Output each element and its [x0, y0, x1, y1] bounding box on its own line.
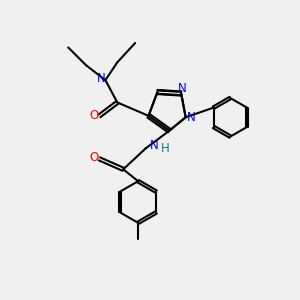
Text: N: N [187, 111, 195, 124]
Text: O: O [89, 109, 99, 122]
Text: N: N [149, 139, 158, 152]
Text: N: N [178, 82, 187, 95]
Text: N: N [97, 72, 105, 85]
Text: O: O [89, 151, 99, 164]
Text: H: H [160, 142, 169, 155]
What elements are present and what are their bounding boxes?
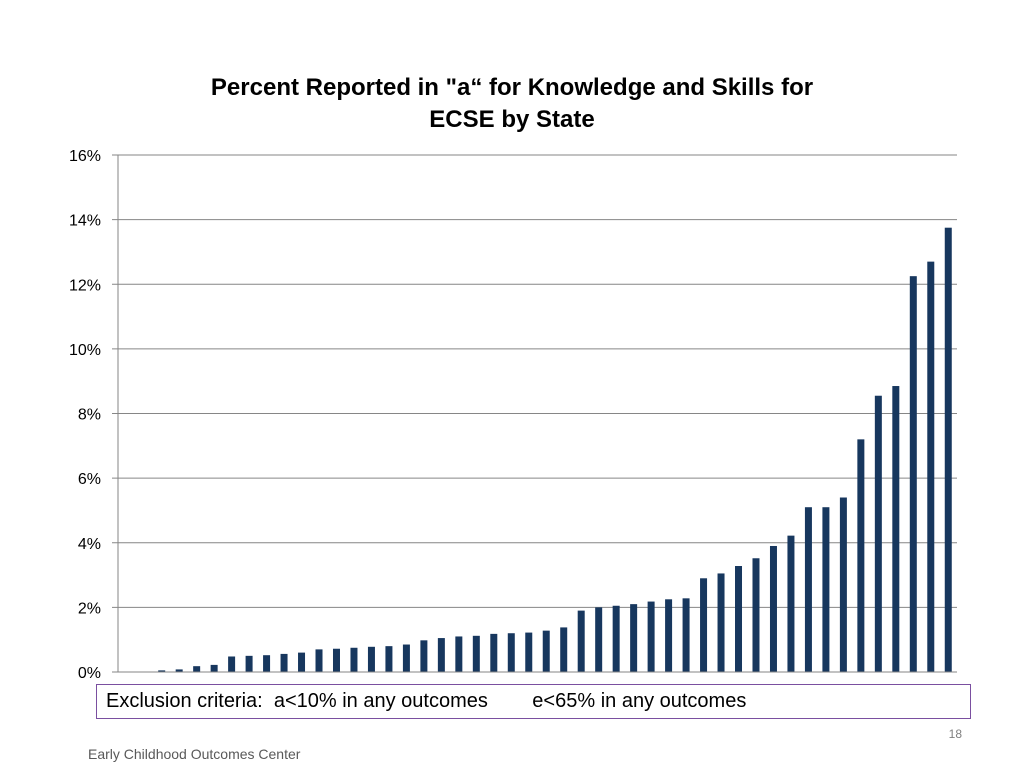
bars <box>158 227 952 673</box>
bar <box>298 652 306 672</box>
chart-title-line-2: ECSE by State <box>429 106 595 133</box>
bar <box>874 395 882 672</box>
bar <box>228 656 236 672</box>
bar <box>700 578 708 672</box>
bar <box>245 655 253 672</box>
chart-title: Percent Reported in "a“ for Knowledge an… <box>100 72 924 136</box>
bar <box>542 630 550 672</box>
bar <box>455 636 463 672</box>
bar <box>630 604 638 672</box>
bar <box>280 653 288 672</box>
bar <box>857 439 865 672</box>
bar <box>367 646 375 672</box>
bar <box>665 599 673 672</box>
y-tick-label: 10% <box>69 342 101 359</box>
page-number: 18 <box>948 727 962 741</box>
bar <box>402 644 410 672</box>
chart-title-line-1: Percent Reported in "a“ for Knowledge an… <box>210 74 814 101</box>
bar <box>350 647 358 672</box>
bar <box>612 605 620 672</box>
bar <box>158 670 166 672</box>
y-tick-label: 2% <box>78 600 101 617</box>
y-tick-label: 0% <box>78 665 101 682</box>
bar <box>315 649 323 672</box>
bar <box>787 535 795 672</box>
bar <box>420 640 428 672</box>
bar <box>909 276 917 672</box>
bar <box>507 633 515 672</box>
bar <box>682 598 690 672</box>
footer-text: Early Childhood Outcomes Center <box>88 746 301 762</box>
y-tick-label: 12% <box>69 277 101 294</box>
bar <box>472 635 480 672</box>
bar <box>263 655 271 672</box>
bar <box>437 638 445 672</box>
y-axis-ticks: 0% 2% 4% 6% 8% 10% 12% 14% 16% <box>69 148 118 682</box>
bar <box>944 227 952 672</box>
bar <box>927 261 935 672</box>
bar <box>560 627 568 672</box>
bar <box>822 507 830 672</box>
y-tick-label: 4% <box>78 536 101 553</box>
bar <box>525 632 533 672</box>
gridlines <box>118 154 957 608</box>
bar <box>193 666 201 672</box>
bar <box>839 497 847 672</box>
bar <box>385 646 393 672</box>
bar <box>804 507 812 672</box>
bar <box>769 545 777 672</box>
bar <box>717 573 725 672</box>
bar <box>577 610 585 672</box>
bar <box>752 558 760 672</box>
bar <box>735 566 743 672</box>
bar <box>210 664 218 672</box>
y-tick-label: 6% <box>78 471 101 488</box>
bar <box>595 607 603 673</box>
y-tick-label: 8% <box>78 407 101 424</box>
bar <box>490 633 498 672</box>
bar <box>332 648 340 672</box>
bar <box>647 601 655 672</box>
bar <box>175 669 183 672</box>
y-tick-label: 14% <box>69 213 101 230</box>
y-tick-label: 16% <box>69 148 101 165</box>
exclusion-criteria-box: Exclusion criteria: a<10% in any outcome… <box>96 684 971 719</box>
bar <box>892 386 900 672</box>
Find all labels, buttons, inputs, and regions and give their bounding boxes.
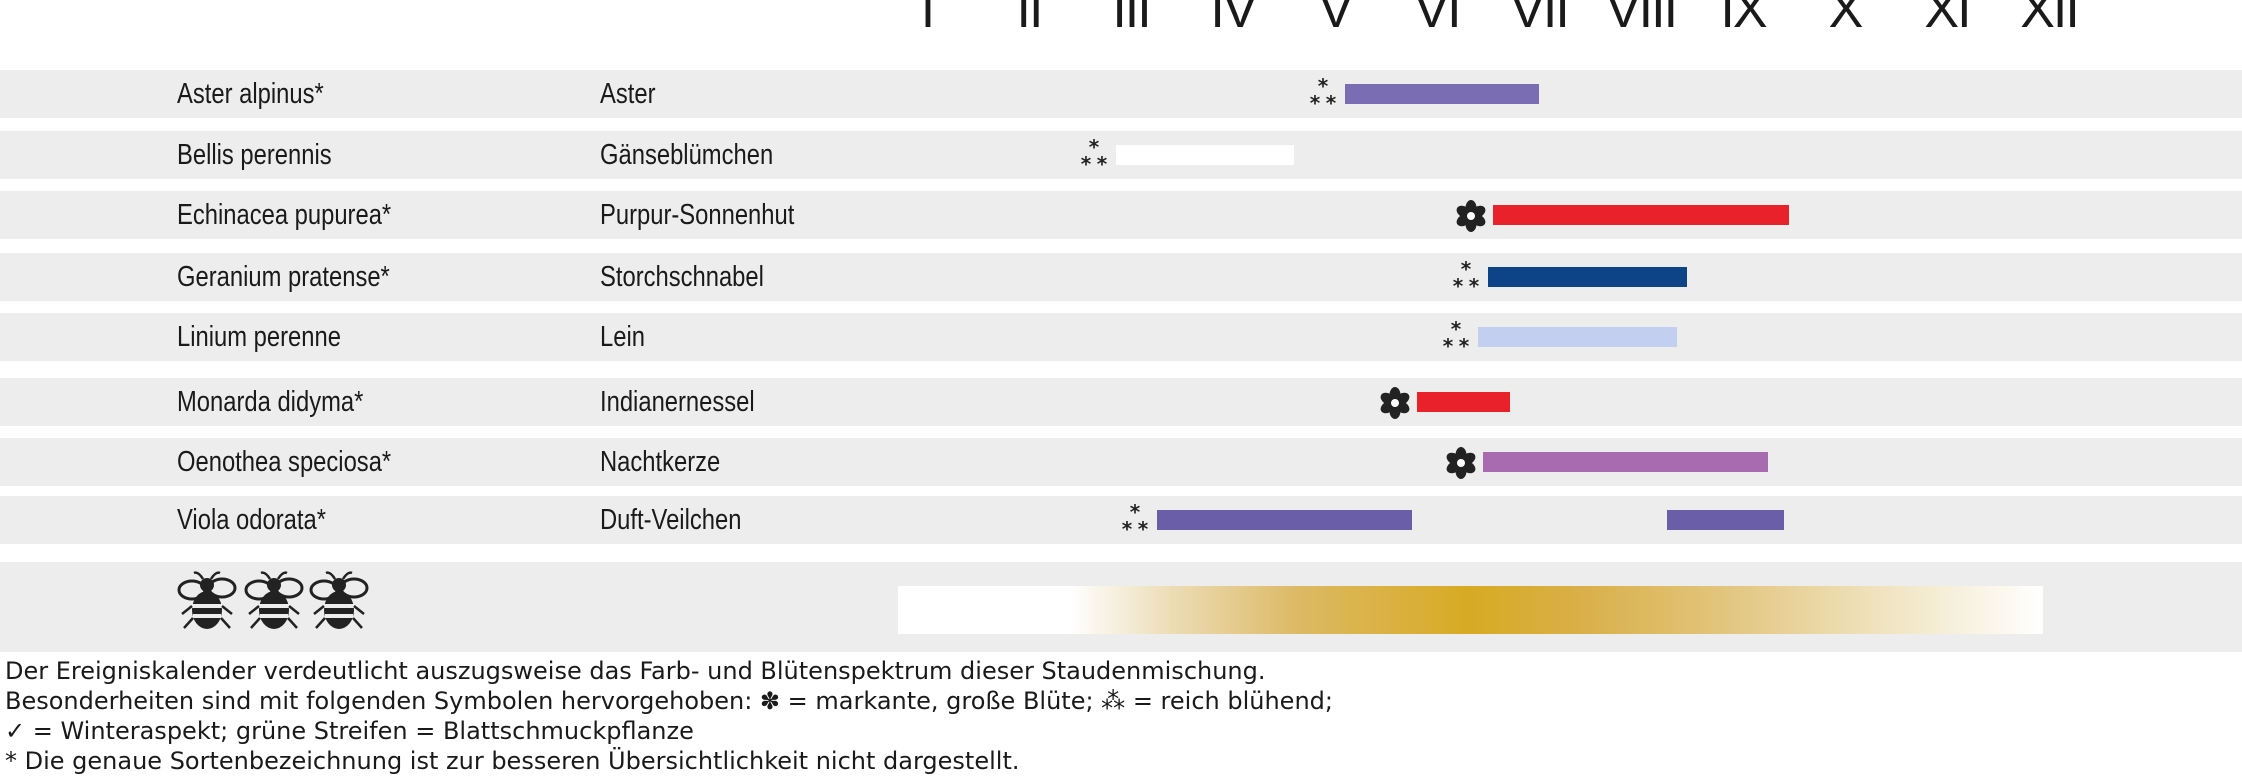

• [Directions for this task]:
Please reproduce the material from its start through the line that contains "What elements are", with both ends included and the pictures left out.

• [Solution to this exercise]:
Output each element and its [x0, y0, x1, y1] bounding box on its own line.
Text: N: N [187, 111, 195, 124]
Text: O: O [89, 109, 99, 122]
Text: N: N [149, 139, 158, 152]
Text: N: N [178, 82, 187, 95]
Text: N: N [97, 72, 105, 85]
Text: O: O [89, 151, 99, 164]
Text: H: H [160, 142, 169, 155]
What elements are present and what are their bounding boxes?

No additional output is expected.